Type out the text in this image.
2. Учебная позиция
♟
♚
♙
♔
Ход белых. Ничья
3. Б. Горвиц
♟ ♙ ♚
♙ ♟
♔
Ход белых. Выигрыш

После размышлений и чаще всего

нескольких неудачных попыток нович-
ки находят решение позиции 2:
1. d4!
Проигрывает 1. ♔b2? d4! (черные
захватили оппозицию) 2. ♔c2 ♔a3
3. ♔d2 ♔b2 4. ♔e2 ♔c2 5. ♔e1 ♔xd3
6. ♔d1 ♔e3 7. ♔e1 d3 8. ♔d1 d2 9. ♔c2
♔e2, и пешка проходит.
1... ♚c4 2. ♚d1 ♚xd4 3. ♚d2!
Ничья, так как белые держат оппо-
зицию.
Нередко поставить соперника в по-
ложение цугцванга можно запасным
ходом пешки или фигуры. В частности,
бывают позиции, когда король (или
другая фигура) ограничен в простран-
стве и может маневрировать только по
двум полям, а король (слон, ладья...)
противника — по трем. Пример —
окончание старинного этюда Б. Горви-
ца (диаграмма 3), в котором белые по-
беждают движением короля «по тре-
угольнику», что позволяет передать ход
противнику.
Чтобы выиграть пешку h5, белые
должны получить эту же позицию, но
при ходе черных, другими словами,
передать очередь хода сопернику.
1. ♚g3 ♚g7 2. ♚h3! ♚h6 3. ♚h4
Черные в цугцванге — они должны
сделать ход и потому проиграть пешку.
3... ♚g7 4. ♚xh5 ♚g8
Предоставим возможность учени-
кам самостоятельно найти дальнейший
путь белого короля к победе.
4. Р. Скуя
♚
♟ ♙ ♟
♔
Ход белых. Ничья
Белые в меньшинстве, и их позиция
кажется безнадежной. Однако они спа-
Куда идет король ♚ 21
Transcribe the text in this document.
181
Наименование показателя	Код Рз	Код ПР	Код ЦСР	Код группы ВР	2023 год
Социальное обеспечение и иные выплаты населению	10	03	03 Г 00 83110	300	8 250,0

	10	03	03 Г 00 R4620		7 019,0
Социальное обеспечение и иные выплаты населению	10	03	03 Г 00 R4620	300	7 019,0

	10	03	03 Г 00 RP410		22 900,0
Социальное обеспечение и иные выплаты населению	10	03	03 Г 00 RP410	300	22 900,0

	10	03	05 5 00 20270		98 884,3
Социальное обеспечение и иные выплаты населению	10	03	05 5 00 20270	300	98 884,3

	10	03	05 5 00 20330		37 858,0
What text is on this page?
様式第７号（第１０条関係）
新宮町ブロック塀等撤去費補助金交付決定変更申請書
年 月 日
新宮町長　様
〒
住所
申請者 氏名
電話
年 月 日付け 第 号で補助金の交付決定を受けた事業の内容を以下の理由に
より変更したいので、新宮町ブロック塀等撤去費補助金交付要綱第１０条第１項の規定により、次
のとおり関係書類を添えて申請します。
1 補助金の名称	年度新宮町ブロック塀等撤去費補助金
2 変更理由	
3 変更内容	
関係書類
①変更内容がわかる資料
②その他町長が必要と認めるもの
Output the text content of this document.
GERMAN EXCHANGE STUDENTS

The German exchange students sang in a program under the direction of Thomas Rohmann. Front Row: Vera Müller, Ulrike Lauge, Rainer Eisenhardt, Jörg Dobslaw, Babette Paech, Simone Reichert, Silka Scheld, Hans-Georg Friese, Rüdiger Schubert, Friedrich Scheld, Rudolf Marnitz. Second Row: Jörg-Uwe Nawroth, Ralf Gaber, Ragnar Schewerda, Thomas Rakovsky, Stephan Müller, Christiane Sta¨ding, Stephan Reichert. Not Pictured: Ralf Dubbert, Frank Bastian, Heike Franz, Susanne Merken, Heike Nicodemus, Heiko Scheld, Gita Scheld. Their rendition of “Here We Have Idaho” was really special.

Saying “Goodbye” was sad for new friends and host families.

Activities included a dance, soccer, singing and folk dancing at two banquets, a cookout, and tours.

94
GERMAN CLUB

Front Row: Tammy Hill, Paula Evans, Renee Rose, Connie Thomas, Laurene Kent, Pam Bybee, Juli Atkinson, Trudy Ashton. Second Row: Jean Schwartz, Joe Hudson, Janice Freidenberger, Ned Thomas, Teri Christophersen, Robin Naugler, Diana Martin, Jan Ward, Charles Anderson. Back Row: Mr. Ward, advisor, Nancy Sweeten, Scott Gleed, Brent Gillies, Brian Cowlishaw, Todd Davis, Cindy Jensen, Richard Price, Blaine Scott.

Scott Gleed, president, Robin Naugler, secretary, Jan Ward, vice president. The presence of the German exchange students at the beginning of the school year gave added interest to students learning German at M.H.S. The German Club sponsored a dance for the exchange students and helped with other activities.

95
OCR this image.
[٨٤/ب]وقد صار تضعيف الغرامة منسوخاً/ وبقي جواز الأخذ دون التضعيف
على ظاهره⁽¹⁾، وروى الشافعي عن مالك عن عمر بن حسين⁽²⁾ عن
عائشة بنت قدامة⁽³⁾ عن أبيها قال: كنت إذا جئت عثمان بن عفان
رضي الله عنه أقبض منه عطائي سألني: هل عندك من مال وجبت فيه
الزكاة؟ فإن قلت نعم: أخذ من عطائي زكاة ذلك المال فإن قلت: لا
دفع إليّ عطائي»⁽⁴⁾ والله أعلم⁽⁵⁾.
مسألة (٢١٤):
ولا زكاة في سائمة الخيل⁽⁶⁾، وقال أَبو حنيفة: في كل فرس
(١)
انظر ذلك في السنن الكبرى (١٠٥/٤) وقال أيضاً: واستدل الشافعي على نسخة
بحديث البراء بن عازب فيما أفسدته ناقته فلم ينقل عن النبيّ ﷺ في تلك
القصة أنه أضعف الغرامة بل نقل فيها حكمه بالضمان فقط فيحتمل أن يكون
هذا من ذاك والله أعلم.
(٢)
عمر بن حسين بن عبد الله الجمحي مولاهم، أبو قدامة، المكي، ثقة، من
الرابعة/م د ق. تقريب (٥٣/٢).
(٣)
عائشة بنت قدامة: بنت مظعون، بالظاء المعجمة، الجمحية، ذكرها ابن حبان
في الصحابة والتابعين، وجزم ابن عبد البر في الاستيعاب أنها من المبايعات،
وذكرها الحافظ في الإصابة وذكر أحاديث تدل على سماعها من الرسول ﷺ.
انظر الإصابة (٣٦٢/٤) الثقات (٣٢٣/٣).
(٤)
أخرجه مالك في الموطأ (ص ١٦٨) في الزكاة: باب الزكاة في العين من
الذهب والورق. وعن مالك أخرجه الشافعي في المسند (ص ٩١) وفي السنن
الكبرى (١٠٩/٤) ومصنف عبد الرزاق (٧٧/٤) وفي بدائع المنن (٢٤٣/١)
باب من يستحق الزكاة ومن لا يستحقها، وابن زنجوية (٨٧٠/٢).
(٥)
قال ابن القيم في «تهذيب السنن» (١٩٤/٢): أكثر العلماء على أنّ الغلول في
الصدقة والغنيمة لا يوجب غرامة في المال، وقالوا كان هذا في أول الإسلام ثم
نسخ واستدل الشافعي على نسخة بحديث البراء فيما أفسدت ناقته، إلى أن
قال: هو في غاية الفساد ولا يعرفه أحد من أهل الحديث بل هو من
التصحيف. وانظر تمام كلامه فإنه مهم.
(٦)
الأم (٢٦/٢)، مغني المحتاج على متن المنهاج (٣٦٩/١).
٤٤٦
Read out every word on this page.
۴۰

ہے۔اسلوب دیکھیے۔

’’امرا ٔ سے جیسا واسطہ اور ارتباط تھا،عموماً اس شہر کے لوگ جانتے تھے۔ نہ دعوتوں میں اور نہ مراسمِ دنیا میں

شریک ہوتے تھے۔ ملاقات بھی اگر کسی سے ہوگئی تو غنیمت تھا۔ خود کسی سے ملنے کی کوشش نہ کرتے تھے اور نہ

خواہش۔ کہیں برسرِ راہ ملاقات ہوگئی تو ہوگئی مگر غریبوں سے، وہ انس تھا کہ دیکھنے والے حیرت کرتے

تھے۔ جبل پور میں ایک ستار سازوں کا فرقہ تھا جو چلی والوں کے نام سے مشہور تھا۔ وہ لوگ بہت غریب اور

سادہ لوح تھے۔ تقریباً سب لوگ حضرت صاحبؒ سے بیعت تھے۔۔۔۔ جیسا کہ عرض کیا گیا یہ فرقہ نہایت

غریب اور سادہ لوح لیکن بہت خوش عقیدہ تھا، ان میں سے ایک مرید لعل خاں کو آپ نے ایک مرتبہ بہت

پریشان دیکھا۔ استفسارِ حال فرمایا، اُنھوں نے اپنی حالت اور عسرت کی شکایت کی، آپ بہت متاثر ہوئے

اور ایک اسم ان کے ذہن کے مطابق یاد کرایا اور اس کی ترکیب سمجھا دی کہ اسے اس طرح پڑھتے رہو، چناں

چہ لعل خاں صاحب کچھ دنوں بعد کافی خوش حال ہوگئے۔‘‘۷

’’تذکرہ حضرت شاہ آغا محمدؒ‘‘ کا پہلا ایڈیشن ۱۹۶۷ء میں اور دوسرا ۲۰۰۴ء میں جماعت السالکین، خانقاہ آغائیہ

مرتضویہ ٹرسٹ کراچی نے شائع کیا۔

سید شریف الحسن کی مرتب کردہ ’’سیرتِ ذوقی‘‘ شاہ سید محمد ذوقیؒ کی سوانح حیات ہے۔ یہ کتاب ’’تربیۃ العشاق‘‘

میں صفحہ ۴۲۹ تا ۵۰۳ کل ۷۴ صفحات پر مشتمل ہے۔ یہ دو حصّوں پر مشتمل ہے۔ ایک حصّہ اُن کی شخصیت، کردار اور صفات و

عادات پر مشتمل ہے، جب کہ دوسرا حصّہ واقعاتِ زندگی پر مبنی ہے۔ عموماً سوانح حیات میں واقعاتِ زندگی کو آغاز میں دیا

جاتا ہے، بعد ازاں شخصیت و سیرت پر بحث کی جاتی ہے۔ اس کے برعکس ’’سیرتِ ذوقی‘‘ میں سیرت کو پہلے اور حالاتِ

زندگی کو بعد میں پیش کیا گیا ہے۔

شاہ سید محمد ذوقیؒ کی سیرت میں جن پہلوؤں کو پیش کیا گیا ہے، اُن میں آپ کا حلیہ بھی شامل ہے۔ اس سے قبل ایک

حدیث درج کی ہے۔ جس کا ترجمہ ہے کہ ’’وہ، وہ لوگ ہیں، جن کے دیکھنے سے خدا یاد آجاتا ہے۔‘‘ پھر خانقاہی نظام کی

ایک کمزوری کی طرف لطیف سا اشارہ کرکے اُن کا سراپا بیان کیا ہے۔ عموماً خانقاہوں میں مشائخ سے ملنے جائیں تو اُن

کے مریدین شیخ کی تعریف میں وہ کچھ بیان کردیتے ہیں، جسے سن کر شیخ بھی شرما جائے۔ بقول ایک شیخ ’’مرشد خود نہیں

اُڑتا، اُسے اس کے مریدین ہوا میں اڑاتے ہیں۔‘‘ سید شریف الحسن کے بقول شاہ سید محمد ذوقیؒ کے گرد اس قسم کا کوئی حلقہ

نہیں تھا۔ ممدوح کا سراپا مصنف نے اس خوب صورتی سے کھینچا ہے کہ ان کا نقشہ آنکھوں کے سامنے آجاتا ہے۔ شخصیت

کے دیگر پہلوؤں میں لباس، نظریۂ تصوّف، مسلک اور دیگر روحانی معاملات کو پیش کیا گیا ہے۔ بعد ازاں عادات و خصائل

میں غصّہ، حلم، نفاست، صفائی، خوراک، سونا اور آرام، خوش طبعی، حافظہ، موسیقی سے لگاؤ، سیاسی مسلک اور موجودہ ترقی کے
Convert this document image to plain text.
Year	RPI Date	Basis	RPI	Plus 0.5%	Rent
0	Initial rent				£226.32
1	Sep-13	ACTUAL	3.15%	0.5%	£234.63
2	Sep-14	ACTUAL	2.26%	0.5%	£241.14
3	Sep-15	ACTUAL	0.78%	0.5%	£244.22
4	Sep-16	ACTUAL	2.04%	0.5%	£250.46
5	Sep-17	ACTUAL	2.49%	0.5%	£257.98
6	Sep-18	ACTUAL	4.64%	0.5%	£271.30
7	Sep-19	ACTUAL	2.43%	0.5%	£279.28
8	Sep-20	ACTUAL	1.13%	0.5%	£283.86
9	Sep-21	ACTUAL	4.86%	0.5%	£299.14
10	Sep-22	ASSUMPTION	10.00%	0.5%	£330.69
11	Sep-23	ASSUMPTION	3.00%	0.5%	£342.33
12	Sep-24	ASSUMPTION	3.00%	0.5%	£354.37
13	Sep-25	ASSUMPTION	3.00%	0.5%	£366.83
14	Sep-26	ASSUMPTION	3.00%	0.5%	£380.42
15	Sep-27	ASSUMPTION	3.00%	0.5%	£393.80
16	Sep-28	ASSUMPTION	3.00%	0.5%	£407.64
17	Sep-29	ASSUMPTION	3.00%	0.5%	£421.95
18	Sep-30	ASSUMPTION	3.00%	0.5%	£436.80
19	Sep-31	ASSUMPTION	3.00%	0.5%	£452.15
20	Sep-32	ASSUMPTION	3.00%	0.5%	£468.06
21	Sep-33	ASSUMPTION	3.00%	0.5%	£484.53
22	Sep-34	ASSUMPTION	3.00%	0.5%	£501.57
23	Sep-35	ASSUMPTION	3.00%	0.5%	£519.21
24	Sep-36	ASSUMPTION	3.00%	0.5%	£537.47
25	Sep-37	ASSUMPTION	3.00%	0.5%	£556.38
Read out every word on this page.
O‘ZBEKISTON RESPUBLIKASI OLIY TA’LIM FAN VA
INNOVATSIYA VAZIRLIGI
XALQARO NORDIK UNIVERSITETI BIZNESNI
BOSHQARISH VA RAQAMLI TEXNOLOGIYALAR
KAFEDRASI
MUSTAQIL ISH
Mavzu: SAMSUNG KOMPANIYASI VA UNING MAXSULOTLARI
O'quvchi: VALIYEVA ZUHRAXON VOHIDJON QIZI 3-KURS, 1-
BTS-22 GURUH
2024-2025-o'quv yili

────────

EXERCISE GOAL: Locate all lines in the listing above with the word "حضرت". Copy them.

SOLUTION FOR THIS PROBLEM:
سادہ لوح تھے۔ تقریباً سب لوگ حضرت صاحبؒ سے بیعت تھے۔۔۔۔ جیسا کہ عرض کیا گیا یہ فرقہ نہایت
’’تذکرہ حضرت شاہ آغا محمدؒ‘‘ کا پہلا ایڈیشن ۱۹۶۷ء میں اور دوسرا ۲۰۰۴ء میں جماعت السالکین، خانقاہ آغائیہ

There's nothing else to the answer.